# Task goal:
Please retype the records below exactly, leaving out any pictures.

____

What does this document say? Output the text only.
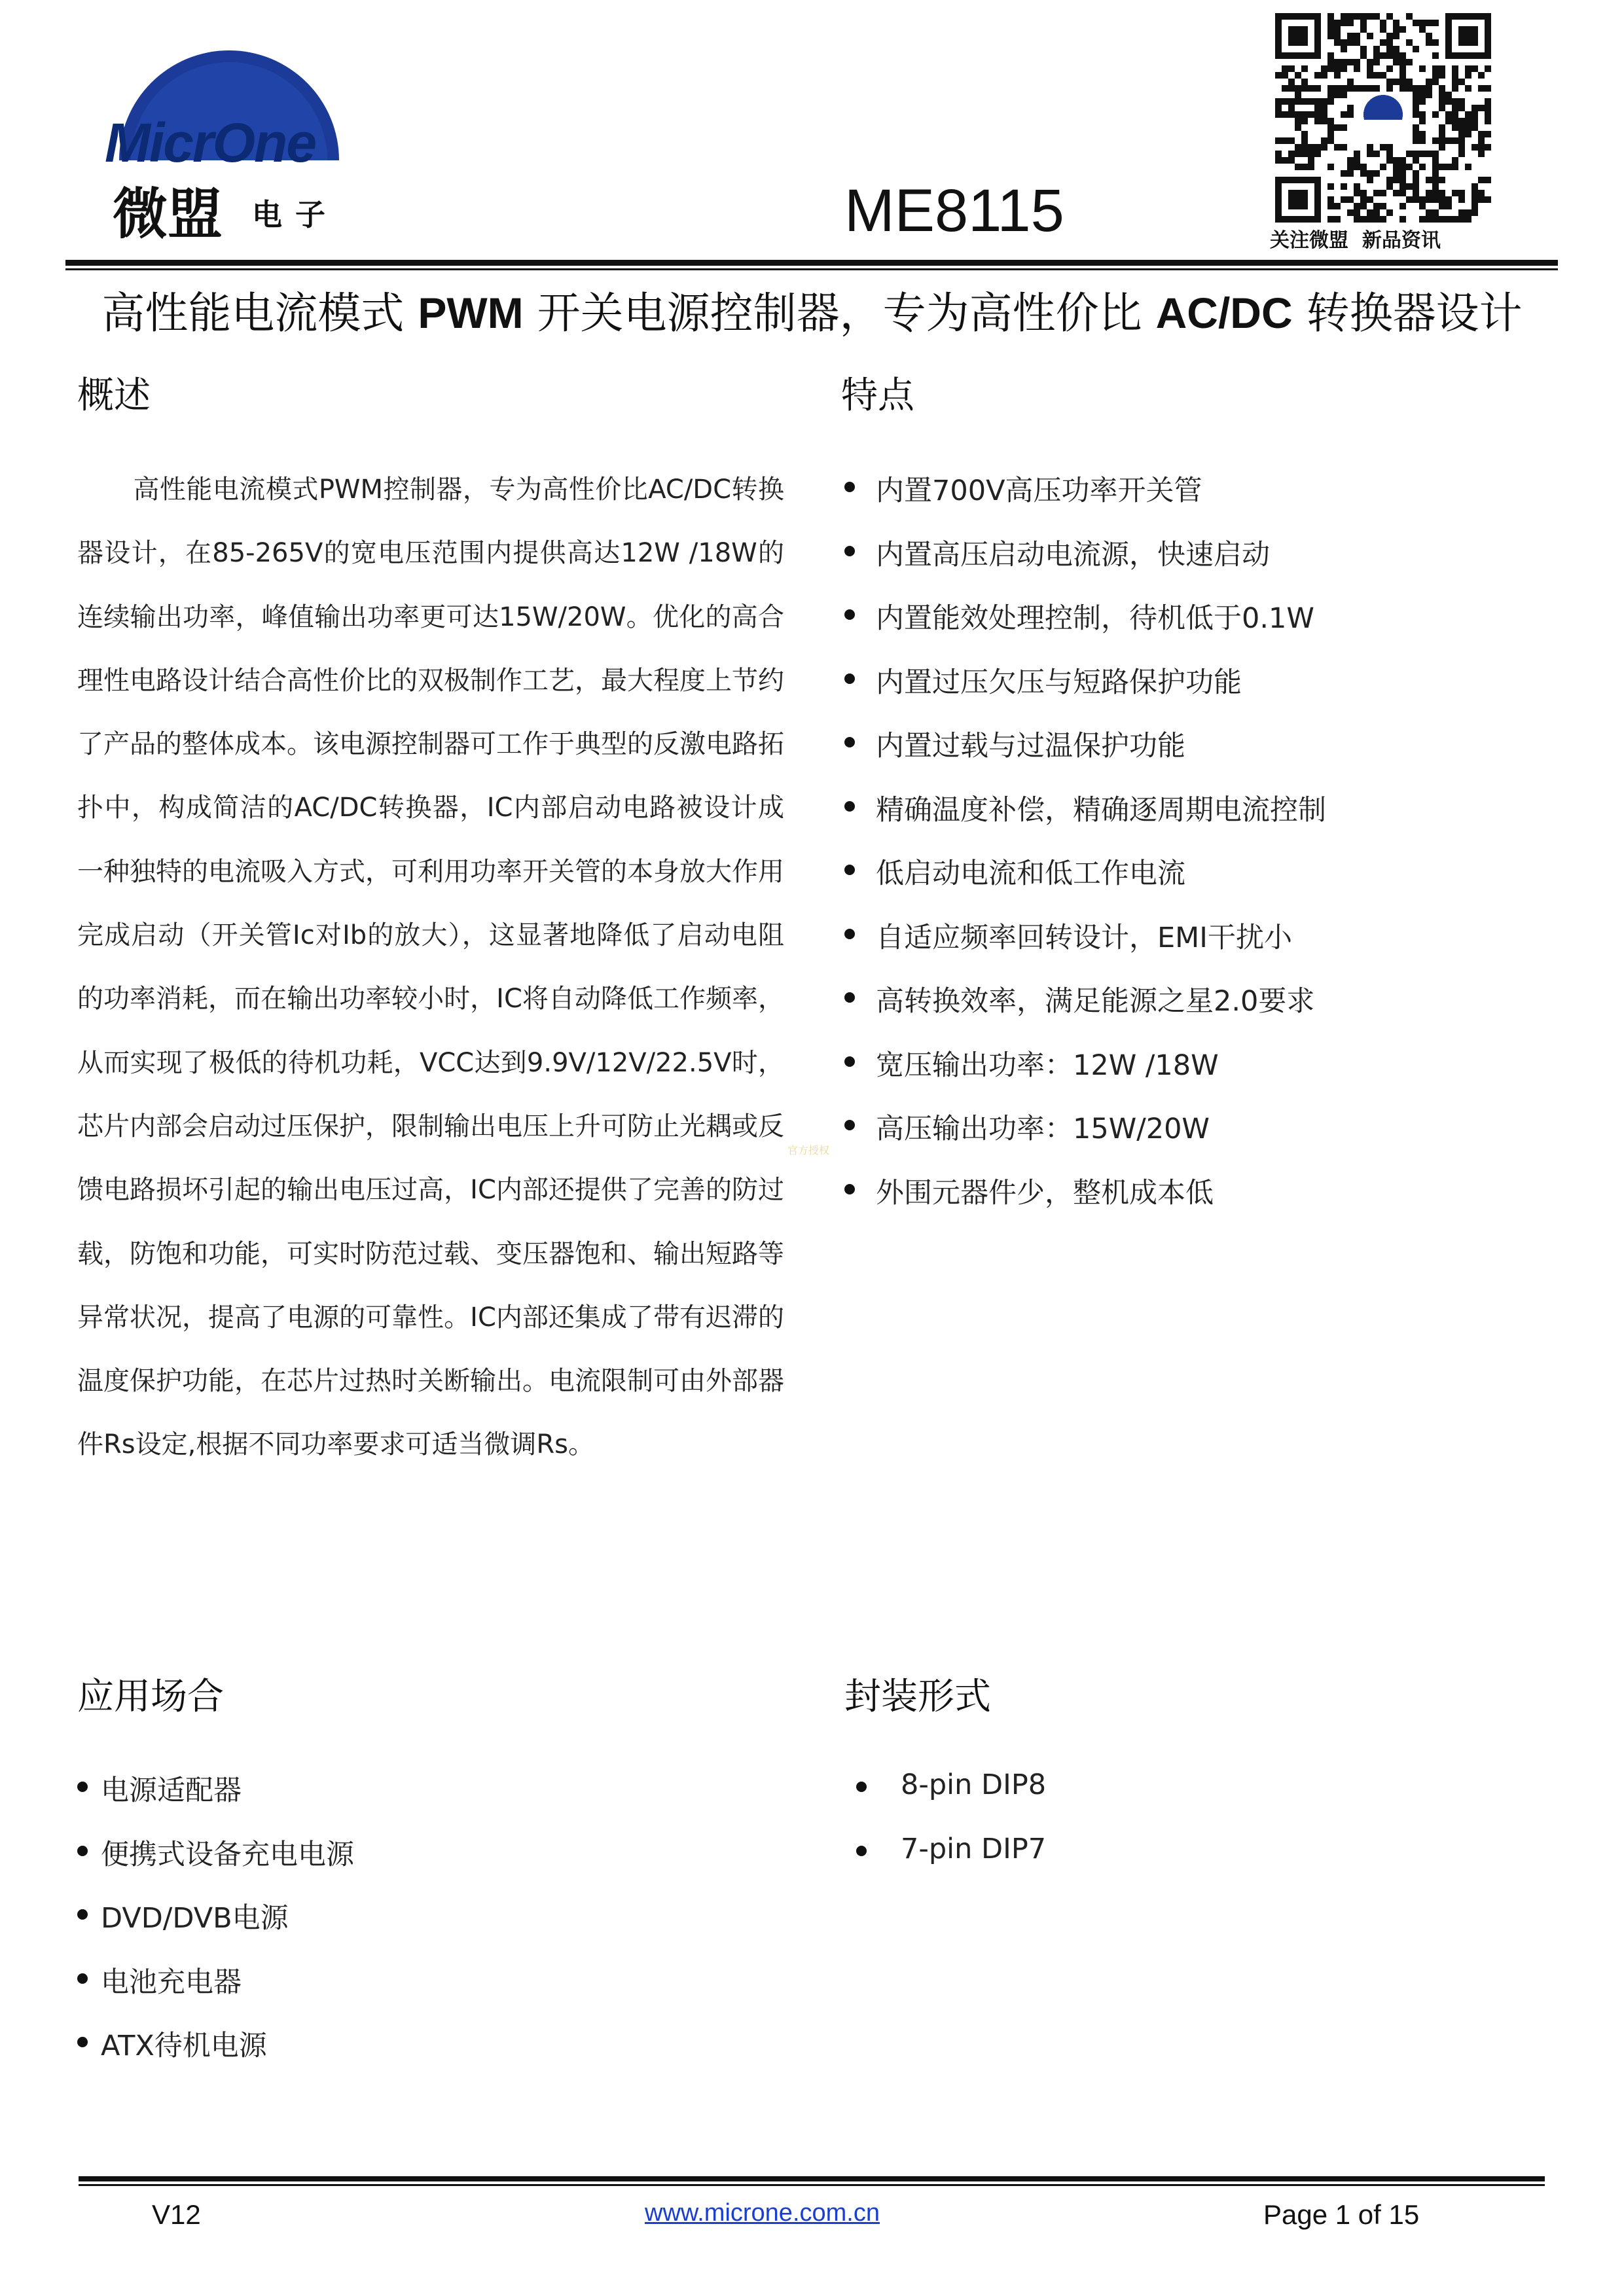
MicrOne
微盟 电子
关注微盟  新品资讯
ME8115
高性能电流模式 PWM 开关电源控制器，专为高性价比 AC/DC 转换器设计
概述
高性能电流模式PWM控制器，专为高性价比AC/DC转换器设计，在85-265V的宽电压范围内提供高达12W /18W的连续输出功率，峰值输出功率更可达15W/20W。优化的高合理性电路设计结合高性价比的双极制作工艺，最大程度上节约了产品的整体成本。该电源控制器可工作于典型的反激电路拓扑中，构成简洁的AC/DC转换器，IC内部启动电路被设计成一种独特的电流吸入方式，可利用功率开关管的本身放大作用完成启动（开关管Ic对Ib的放大），这显著地降低了启动电阻的功率消耗，而在输出功率较小时，IC将自动降低工作频率，从而实现了极低的待机功耗，VCC达到9.9V/12V/22.5V时，芯片内部会启动过压保护，限制输出电压上升可防止光耦或反馈电路损坏引起的输出电压过高，IC内部还提供了完善的防过载，防饱和功能，可实时防范过载、变压器饱和、输出短路等异常状况，提高了电源的可靠性。IC内部还集成了带有迟滞的温度保护功能，在芯片过热时关断输出。电流限制可由外部器件Rs设定,根据不同功率要求可适当微调Rs。
特点
内置700V高压功率开关管
内置高压启动电流源，快速启动
内置能效处理控制，待机低于0.1W
内置过压欠压与短路保护功能
内置过载与过温保护功能
精确温度补偿，精确逐周期电流控制
低启动电流和低工作电流
自适应频率回转设计，EMI干扰小
高转换效率，满足能源之星2.0要求
宽压输出功率：12W /18W
高压输出功率：15W/20W
外围元器件少，整机成本低
官方授权
应用场合
电源适配器
便携式设备充电电源
DVD/DVB电源
电池充电器
ATX待机电源
封装形式
8-pin DIP8
7-pin DIP7
V12	www.microne.com.cn	Page 1 of 15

____

# Answer to the exercise:
What does this document say? Output the text only.
MicrOne
微盟 电子
关注微盟  新品资讯
ME8115
高性能电流模式 PWM 开关电源控制器，专为高性价比 AC/DC 转换器设计
概述
高性能电流模式PWM控制器，专为高性价比AC/DC转换器设计，在85-265V的宽电压范围内提供高达12W /18W的连续输出功率，峰值输出功率更可达15W/20W。优化的高合理性电路设计结合高性价比的双极制作工艺，最大程度上节约了产品的整体成本。该电源控制器可工作于典型的反激电路拓扑中，构成简洁的AC/DC转换器，IC内部启动电路被设计成一种独特的电流吸入方式，可利用功率开关管的本身放大作用完成启动（开关管Ic对Ib的放大），这显著地降低了启动电阻的功率消耗，而在输出功率较小时，IC将自动降低工作频率，从而实现了极低的待机功耗，VCC达到9.9V/12V/22.5V时，芯片内部会启动过压保护，限制输出电压上升可防止光耦或反馈电路损坏引起的输出电压过高，IC内部还提供了完善的防过载，防饱和功能，可实时防范过载、变压器饱和、输出短路等异常状况，提高了电源的可靠性。IC内部还集成了带有迟滞的温度保护功能，在芯片过热时关断输出。电流限制可由外部器件Rs设定,根据不同功率要求可适当微调Rs。
特点
内置700V高压功率开关管
内置高压启动电流源，快速启动
内置能效处理控制，待机低于0.1W
内置过压欠压与短路保护功能
内置过载与过温保护功能
精确温度补偿，精确逐周期电流控制
低启动电流和低工作电流
自适应频率回转设计，EMI干扰小
高转换效率，满足能源之星2.0要求
宽压输出功率：12W /18W
高压输出功率：15W/20W
外围元器件少，整机成本低
官方授权
应用场合
电源适配器
便携式设备充电电源
DVD/DVB电源
电池充电器
ATX待机电源
封装形式
8-pin DIP8
7-pin DIP7
V12	www.microne.com.cn	Page 1 of 15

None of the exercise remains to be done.